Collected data
★ ★ ★

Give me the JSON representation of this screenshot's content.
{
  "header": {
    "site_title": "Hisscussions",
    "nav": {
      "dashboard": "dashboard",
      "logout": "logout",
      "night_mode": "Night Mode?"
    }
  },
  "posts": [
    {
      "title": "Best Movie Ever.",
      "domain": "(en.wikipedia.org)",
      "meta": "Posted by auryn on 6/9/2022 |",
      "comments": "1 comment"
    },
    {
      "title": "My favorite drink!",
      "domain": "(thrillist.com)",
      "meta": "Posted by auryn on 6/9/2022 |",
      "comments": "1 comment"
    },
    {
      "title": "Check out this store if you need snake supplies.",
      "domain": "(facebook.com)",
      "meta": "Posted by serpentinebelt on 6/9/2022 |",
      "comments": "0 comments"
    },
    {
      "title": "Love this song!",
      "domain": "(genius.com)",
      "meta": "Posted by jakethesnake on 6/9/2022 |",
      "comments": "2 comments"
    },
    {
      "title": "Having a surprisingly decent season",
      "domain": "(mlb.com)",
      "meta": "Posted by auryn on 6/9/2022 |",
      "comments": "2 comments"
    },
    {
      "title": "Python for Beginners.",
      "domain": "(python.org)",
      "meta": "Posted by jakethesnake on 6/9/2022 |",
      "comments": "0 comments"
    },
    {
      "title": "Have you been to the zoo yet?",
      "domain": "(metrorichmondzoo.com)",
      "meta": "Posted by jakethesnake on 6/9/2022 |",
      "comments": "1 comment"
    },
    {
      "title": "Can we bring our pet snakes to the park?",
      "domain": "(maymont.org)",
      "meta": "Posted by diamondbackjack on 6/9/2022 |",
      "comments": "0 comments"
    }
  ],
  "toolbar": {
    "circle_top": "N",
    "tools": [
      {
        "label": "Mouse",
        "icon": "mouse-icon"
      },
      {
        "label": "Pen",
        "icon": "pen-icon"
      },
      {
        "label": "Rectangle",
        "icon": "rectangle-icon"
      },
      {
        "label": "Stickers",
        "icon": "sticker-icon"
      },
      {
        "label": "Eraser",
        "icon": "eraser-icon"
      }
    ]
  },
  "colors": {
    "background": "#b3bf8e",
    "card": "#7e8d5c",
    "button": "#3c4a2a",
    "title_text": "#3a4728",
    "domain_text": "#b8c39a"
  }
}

★ ★ ★

> [The problem] Only a number is needed: how many lines of the material above contain "this"?

> [Answer to the exercise] 3